** BEGIN Data provided **
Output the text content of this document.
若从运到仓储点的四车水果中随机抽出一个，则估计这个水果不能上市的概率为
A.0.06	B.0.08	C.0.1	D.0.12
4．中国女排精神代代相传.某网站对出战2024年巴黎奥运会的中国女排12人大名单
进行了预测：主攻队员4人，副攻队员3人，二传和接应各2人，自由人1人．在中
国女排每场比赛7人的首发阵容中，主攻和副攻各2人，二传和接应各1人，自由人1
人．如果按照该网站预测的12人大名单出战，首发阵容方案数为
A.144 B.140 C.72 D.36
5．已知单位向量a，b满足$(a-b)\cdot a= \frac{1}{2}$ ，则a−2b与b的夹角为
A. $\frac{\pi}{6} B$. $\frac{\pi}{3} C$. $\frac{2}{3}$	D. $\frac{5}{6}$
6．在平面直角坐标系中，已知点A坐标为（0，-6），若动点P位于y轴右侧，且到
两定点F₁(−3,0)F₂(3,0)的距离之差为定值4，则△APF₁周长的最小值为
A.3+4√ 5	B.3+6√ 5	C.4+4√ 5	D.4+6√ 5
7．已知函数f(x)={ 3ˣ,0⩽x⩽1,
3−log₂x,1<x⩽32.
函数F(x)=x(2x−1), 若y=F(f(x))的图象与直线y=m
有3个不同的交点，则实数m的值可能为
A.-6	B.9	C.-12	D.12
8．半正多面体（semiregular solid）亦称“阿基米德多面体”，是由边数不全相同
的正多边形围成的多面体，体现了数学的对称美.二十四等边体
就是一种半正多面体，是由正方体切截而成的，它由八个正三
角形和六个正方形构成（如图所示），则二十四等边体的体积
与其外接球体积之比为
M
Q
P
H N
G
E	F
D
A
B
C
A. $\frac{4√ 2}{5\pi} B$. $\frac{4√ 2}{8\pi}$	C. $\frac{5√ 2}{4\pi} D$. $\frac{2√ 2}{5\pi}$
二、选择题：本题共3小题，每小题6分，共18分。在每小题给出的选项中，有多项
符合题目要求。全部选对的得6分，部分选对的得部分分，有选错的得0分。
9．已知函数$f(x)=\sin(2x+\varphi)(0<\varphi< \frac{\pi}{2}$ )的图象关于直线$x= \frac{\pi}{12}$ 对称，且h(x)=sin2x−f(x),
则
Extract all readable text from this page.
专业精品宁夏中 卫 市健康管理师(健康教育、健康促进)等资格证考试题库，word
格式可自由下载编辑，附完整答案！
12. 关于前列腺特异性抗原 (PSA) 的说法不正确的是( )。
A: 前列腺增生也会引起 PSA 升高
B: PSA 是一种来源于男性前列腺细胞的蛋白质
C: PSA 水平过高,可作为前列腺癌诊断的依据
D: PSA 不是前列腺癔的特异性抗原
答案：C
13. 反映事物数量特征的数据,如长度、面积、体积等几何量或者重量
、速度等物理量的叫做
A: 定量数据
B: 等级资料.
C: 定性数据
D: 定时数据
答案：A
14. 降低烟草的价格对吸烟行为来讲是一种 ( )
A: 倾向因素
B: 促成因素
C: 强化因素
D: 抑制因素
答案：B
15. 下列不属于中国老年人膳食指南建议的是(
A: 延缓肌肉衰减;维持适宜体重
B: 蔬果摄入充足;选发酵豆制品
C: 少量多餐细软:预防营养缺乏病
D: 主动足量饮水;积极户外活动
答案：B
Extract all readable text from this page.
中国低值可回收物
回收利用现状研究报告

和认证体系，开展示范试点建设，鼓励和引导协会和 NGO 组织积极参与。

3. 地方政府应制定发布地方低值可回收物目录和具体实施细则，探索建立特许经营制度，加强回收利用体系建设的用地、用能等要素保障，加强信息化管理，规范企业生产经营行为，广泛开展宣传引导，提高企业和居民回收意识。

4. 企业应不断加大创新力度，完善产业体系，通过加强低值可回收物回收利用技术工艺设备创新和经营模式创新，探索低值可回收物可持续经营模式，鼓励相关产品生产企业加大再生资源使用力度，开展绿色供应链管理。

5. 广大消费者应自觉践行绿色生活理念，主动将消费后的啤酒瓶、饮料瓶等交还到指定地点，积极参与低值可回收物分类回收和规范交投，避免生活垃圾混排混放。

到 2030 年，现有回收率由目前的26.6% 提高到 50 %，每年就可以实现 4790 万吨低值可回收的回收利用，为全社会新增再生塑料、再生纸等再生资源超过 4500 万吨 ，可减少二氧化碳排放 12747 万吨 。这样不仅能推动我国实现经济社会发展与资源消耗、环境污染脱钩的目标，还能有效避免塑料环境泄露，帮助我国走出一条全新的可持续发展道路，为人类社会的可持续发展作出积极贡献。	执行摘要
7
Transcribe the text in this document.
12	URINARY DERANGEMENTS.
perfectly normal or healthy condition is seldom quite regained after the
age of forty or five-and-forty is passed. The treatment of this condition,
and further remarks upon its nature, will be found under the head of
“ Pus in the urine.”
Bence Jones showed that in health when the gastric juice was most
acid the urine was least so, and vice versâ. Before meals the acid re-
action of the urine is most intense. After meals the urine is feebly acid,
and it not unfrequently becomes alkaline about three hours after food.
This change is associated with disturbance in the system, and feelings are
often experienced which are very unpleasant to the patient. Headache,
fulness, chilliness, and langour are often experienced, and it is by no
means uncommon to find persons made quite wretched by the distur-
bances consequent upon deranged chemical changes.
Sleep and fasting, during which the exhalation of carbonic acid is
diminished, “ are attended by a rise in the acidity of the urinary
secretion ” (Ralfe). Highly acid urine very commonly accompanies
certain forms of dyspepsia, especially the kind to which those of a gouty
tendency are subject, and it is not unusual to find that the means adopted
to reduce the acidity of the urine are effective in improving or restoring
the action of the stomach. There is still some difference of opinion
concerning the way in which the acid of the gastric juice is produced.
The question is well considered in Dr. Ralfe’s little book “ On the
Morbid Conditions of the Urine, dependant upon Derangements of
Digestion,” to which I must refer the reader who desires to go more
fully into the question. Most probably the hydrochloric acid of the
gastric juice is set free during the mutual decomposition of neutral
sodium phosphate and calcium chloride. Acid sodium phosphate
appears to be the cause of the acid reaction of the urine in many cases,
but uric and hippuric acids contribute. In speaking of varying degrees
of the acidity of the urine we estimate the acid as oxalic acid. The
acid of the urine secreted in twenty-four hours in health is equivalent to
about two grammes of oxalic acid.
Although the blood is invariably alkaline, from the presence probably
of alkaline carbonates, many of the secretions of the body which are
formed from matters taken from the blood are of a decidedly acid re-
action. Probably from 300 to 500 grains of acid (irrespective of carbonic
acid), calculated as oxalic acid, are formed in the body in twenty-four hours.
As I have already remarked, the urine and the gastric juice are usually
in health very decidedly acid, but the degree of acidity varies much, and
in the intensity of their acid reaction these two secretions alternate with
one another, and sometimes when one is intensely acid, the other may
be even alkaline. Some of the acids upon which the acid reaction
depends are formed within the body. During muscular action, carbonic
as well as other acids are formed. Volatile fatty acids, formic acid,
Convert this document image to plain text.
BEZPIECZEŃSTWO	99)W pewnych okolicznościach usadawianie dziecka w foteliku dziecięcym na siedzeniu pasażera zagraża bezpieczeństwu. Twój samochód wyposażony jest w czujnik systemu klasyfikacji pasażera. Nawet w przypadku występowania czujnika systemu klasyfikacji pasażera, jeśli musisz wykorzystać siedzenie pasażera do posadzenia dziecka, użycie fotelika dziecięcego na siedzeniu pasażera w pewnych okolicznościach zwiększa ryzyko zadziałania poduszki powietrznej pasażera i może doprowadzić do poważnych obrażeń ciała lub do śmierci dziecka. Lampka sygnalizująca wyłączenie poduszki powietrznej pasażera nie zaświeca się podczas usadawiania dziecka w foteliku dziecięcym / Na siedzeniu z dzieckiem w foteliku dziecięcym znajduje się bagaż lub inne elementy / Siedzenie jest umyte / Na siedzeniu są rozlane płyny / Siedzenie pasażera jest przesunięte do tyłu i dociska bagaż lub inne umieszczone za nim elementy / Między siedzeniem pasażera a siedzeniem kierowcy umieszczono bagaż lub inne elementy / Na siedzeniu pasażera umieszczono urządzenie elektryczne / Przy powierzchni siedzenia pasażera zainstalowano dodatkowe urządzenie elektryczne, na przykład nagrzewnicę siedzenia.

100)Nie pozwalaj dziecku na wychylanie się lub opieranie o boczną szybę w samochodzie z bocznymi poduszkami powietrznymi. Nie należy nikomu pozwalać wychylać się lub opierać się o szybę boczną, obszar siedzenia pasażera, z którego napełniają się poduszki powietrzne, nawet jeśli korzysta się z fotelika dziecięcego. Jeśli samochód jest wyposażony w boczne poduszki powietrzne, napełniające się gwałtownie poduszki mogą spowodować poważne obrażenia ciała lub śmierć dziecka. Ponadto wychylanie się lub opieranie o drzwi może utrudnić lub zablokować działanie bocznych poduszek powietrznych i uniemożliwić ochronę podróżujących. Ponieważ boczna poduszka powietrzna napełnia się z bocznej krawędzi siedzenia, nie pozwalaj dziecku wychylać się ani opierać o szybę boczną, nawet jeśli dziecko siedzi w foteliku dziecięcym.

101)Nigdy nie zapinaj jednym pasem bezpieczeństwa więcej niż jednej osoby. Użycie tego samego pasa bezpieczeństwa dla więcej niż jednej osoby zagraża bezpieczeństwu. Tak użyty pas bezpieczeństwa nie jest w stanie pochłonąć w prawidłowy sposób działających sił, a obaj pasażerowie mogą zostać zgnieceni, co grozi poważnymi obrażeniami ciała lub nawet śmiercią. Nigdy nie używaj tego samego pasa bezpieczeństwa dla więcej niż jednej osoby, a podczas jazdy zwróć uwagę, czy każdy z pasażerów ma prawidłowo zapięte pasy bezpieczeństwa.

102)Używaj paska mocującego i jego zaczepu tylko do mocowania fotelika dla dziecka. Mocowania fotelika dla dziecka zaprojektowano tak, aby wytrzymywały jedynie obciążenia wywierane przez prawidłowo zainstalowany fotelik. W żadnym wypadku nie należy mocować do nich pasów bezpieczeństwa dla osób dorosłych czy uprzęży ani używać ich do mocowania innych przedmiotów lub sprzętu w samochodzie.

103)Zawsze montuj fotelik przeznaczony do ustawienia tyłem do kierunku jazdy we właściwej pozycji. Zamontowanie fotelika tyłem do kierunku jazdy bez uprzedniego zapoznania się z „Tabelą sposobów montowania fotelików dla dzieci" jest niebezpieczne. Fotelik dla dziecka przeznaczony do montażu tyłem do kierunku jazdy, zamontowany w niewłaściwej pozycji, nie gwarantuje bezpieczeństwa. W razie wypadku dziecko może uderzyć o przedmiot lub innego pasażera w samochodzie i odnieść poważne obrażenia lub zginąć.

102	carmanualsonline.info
** END Data provided **
*Task prompt:* Locate all lines in the listing above with the word "carbonic". Copy them.

*Solution to the problem:*
Sleep and fasting, during which the exhalation of carbonic acid is
action. Probably from 300 to 500 grains of acid (irrespective of carbonic
depends are formed within the body. During muscular action, carbonic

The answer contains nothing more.